SHORT TASK — In the listing below, find the line containing "Serialize everything readable". Write out that line and every line after it to the end, exactly and only those.
---------- RAW RECORDS
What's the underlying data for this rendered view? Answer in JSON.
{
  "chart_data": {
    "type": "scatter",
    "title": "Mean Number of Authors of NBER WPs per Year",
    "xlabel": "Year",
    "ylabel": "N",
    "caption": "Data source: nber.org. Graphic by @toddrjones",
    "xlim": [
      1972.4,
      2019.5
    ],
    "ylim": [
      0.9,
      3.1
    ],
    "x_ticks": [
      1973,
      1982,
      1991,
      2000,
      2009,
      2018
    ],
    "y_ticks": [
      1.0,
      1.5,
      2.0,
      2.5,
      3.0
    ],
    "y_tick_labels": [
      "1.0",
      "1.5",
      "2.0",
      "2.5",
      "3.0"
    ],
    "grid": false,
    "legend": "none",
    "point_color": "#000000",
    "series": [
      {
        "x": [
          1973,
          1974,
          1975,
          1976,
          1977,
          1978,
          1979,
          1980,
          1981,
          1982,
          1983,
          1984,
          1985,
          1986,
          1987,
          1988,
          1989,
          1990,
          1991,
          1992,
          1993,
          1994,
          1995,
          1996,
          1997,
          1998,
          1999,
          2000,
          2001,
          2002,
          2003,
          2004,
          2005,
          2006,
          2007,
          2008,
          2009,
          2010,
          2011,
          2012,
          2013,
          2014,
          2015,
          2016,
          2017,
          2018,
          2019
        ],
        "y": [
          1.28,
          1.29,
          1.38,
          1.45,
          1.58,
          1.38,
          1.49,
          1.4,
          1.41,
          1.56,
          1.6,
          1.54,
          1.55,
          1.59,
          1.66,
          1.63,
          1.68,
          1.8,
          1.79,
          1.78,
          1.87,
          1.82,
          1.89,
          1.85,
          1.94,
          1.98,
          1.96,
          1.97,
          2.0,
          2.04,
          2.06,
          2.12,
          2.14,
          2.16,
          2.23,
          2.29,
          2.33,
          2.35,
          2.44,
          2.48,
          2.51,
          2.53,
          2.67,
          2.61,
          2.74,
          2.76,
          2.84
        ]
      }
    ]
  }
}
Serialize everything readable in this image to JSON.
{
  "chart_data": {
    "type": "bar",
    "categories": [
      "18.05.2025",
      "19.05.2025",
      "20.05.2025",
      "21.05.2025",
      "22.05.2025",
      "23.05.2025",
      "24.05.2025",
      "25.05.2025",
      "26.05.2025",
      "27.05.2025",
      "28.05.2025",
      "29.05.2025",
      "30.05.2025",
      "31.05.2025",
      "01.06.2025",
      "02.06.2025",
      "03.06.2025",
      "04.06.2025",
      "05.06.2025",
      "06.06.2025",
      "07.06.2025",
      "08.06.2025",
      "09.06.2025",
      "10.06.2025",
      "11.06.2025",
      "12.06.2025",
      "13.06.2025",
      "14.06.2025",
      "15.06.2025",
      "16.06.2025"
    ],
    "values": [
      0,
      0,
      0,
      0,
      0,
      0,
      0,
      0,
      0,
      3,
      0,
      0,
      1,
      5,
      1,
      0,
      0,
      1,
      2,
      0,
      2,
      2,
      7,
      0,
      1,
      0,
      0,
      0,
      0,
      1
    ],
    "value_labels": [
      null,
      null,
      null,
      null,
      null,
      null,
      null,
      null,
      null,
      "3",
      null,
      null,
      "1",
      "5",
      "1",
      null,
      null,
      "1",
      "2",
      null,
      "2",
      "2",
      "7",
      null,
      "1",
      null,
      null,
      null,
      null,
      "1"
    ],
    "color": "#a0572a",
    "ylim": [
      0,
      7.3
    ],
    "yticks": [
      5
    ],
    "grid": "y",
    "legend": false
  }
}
--------------------
EXERCISE OUTPUT —
Serialize everything readable in this image to JSON.
{
  "chart_data": {
    "type": "bar",
    "categories": [
      "18.05.2025",
      "19.05.2025",
      "20.05.2025",
      "21.05.2025",
      "22.05.2025",
      "23.05.2025",
      "24.05.2025",
      "25.05.2025",
      "26.05.2025",
      "27.05.2025",
      "28.05.2025",
      "29.05.2025",
      "30.05.2025",
      "31.05.2025",
      "01.06.2025",
      "02.06.2025",
      "03.06.2025",
      "04.06.2025",
      "05.06.2025",
      "06.06.2025",
      "07.06.2025",
      "08.06.2025",
      "09.06.2025",
      "10.06.2025",
      "11.06.2025",
      "12.06.2025",
      "13.06.2025",
      "14.06.2025",
      "15.06.2025",
      "16.06.2025"
    ],
    "values": [
      0,
      0,
      0,
      0,
      0,
      0,
      0,
      0,
      0,
      3,
      0,
      0,
      1,
      5,
      1,
      0,
      0,
      1,
      2,
      0,
      2,
      2,
      7,
      0,
      1,
      0,
      0,
      0,
      0,
      1
    ],
    "value_labels": [
      null,
      null,
      null,
      null,
      null,
      null,
      null,
      null,
      null,
      "3",
      null,
      null,
      "1",
      "5",
      "1",
      null,
      null,
      "1",
      "2",
      null,
      "2",
      "2",
      "7",
      null,
      "1",
      null,
      null,
      null,
      null,
      "1"
    ],
    "color": "#a0572a",
    "ylim": [
      0,
      7.3
    ],
    "yticks": [
      5
    ],
    "grid": "y",
    "legend": false
  }
}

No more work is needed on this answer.